** start of DATA PROVIDED **

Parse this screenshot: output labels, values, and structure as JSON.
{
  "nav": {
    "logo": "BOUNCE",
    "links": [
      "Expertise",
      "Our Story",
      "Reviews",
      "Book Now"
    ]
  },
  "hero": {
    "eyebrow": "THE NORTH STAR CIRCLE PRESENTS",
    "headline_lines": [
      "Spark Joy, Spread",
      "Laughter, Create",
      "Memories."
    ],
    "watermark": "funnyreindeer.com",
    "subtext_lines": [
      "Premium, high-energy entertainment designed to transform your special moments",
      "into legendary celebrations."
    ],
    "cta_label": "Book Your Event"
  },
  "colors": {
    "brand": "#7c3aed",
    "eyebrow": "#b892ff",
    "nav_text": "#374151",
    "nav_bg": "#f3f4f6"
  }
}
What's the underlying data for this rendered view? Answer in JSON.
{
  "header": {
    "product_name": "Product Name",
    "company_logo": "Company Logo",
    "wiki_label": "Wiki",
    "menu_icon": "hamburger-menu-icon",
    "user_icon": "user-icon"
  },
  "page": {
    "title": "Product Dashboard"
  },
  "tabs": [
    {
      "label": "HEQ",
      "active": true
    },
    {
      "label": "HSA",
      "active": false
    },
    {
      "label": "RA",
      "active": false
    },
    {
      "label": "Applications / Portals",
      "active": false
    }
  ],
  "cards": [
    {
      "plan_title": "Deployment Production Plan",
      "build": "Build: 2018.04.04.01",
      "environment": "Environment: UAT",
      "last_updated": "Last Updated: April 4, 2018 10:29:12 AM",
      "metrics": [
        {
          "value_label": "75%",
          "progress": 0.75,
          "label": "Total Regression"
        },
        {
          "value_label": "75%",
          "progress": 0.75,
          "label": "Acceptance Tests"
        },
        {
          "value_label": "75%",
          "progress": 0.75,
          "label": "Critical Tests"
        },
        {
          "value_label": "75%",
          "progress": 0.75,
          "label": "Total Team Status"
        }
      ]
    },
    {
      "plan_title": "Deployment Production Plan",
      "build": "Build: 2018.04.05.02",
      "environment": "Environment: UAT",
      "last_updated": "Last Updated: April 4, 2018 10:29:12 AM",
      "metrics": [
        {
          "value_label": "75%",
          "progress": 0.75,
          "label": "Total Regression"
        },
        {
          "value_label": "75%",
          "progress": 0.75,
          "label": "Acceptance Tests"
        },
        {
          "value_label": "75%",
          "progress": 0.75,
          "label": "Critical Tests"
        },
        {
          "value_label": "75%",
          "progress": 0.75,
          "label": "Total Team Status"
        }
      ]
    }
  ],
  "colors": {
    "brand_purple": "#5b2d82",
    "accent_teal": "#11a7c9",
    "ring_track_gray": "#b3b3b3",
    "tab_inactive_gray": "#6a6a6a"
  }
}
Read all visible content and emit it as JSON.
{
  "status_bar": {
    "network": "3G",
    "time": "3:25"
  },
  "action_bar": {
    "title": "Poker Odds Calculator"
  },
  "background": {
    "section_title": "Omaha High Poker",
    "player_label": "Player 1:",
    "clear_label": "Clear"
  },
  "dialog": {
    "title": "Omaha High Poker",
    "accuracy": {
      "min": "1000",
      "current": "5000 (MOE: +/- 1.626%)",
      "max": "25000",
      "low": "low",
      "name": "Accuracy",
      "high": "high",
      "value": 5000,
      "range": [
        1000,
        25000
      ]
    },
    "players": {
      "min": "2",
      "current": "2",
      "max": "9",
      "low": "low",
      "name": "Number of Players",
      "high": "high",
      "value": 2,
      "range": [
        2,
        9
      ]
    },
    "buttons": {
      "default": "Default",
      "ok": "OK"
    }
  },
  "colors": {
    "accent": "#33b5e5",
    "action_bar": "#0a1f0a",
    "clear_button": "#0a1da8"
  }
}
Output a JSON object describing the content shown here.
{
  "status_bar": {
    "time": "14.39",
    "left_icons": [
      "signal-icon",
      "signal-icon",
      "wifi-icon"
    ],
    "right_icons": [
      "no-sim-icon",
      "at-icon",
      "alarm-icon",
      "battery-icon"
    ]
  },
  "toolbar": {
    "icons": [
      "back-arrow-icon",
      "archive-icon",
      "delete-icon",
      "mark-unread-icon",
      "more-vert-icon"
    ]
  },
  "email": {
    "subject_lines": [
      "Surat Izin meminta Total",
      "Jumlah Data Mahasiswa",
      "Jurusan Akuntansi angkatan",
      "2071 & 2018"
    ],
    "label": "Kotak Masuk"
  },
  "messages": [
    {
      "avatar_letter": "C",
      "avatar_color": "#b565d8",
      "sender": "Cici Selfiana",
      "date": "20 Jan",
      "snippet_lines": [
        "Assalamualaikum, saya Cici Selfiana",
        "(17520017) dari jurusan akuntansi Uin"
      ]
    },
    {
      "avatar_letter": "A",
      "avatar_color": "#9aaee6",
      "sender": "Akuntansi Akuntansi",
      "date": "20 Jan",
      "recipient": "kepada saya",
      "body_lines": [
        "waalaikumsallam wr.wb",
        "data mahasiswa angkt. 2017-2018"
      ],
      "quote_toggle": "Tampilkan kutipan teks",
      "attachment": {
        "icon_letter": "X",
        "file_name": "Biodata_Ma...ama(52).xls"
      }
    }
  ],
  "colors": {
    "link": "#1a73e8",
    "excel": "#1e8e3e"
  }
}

** end of DATA PROVIDED **

WHAT NEEDS TO BE DONE
Extract the data exactly as given.

FINAL ANSWER
Parse this screenshot: output labels, values, and structure as JSON.
{
  "nav": {
    "logo": "BOUNCE",
    "links": [
      "Expertise",
      "Our Story",
      "Reviews",
      "Book Now"
    ]
  },
  "hero": {
    "eyebrow": "THE NORTH STAR CIRCLE PRESENTS",
    "headline_lines": [
      "Spark Joy, Spread",
      "Laughter, Create",
      "Memories."
    ],
    "watermark": "funnyreindeer.com",
    "subtext_lines": [
      "Premium, high-energy entertainment designed to transform your special moments",
      "into legendary celebrations."
    ],
    "cta_label": "Book Your Event"
  },
  "colors": {
    "brand": "#7c3aed",
    "eyebrow": "#b892ff",
    "nav_text": "#374151",
    "nav_bg": "#f3f4f6"
  }
}
What's the underlying data for this rendered view? Answer in JSON.
{
  "header": {
    "product_name": "Product Name",
    "company_logo": "Company Logo",
    "wiki_label": "Wiki",
    "menu_icon": "hamburger-menu-icon",
    "user_icon": "user-icon"
  },
  "page": {
    "title": "Product Dashboard"
  },
  "tabs": [
    {
      "label": "HEQ",
      "active": true
    },
    {
      "label": "HSA",
      "active": false
    },
    {
      "label": "RA",
      "active": false
    },
    {
      "label": "Applications / Portals",
      "active": false
    }
  ],
  "cards": [
    {
      "plan_title": "Deployment Production Plan",
      "build": "Build: 2018.04.04.01",
      "environment": "Environment: UAT",
      "last_updated": "Last Updated: April 4, 2018 10:29:12 AM",
      "metrics": [
        {
          "value_label": "75%",
          "progress": 0.75,
          "label": "Total Regression"
        },
        {
          "value_label": "75%",
          "progress": 0.75,
          "label": "Acceptance Tests"
        },
        {
          "value_label": "75%",
          "progress": 0.75,
          "label": "Critical Tests"
        },
        {
          "value_label": "75%",
          "progress": 0.75,
          "label": "Total Team Status"
        }
      ]
    },
    {
      "plan_title": "Deployment Production Plan",
      "build": "Build: 2018.04.05.02",
      "environment": "Environment: UAT",
      "last_updated": "Last Updated: April 4, 2018 10:29:12 AM",
      "metrics": [
        {
          "value_label": "75%",
          "progress": 0.75,
          "label": "Total Regression"
        },
        {
          "value_label": "75%",
          "progress": 0.75,
          "label": "Acceptance Tests"
        },
        {
          "value_label": "75%",
          "progress": 0.75,
          "label": "Critical Tests"
        },
        {
          "value_label": "75%",
          "progress": 0.75,
          "label": "Total Team Status"
        }
      ]
    }
  ],
  "colors": {
    "brand_purple": "#5b2d82",
    "accent_teal": "#11a7c9",
    "ring_track_gray": "#b3b3b3",
    "tab_inactive_gray": "#6a6a6a"
  }
}
Read all visible content and emit it as JSON.
{
  "status_bar": {
    "network": "3G",
    "time": "3:25"
  },
  "action_bar": {
    "title": "Poker Odds Calculator"
  },
  "background": {
    "section_title": "Omaha High Poker",
    "player_label": "Player 1:",
    "clear_label": "Clear"
  },
  "dialog": {
    "title": "Omaha High Poker",
    "accuracy": {
      "min": "1000",
      "current": "5000 (MOE: +/- 1.626%)",
      "max": "25000",
      "low": "low",
      "name": "Accuracy",
      "high": "high",
      "value": 5000,
      "range": [
        1000,
        25000
      ]
    },
    "players": {
      "min": "2",
      "current": "2",
      "max": "9",
      "low": "low",
      "name": "Number of Players",
      "high": "high",
      "value": 2,
      "range": [
        2,
        9
      ]
    },
    "buttons": {
      "default": "Default",
      "ok": "OK"
    }
  },
  "colors": {
    "accent": "#33b5e5",
    "action_bar": "#0a1f0a",
    "clear_button": "#0a1da8"
  }
}
Output a JSON object describing the content shown here.
{
  "status_bar": {
    "time": "14.39",
    "left_icons": [
      "signal-icon",
      "signal-icon",
      "wifi-icon"
    ],
    "right_icons": [
      "no-sim-icon",
      "at-icon",
      "alarm-icon",
      "battery-icon"
    ]
  },
  "toolbar": {
    "icons": [
      "back-arrow-icon",
      "archive-icon",
      "delete-icon",
      "mark-unread-icon",
      "more-vert-icon"
    ]
  },
  "email": {
    "subject_lines": [
      "Surat Izin meminta Total",
      "Jumlah Data Mahasiswa",
      "Jurusan Akuntansi angkatan",
      "2071 & 2018"
    ],
    "label": "Kotak Masuk"
  },
  "messages": [
    {
      "avatar_letter": "C",
      "avatar_color": "#b565d8",
      "sender": "Cici Selfiana",
      "date": "20 Jan",
      "snippet_lines": [
        "Assalamualaikum, saya Cici Selfiana",
        "(17520017) dari jurusan akuntansi Uin"
      ]
    },
    {
      "avatar_letter": "A",
      "avatar_color": "#9aaee6",
      "sender": "Akuntansi Akuntansi",
      "date": "20 Jan",
      "recipient": "kepada saya",
      "body_lines": [
        "waalaikumsallam wr.wb",
        "data mahasiswa angkt. 2017-2018"
      ],
      "quote_toggle": "Tampilkan kutipan teks",
      "attachment": {
        "icon_letter": "X",
        "file_name": "Biodata_Ma...ama(52).xls"
      }
    }
  ],
  "colors": {
    "link": "#1a73e8",
    "excel": "#1e8e3e"
  }
}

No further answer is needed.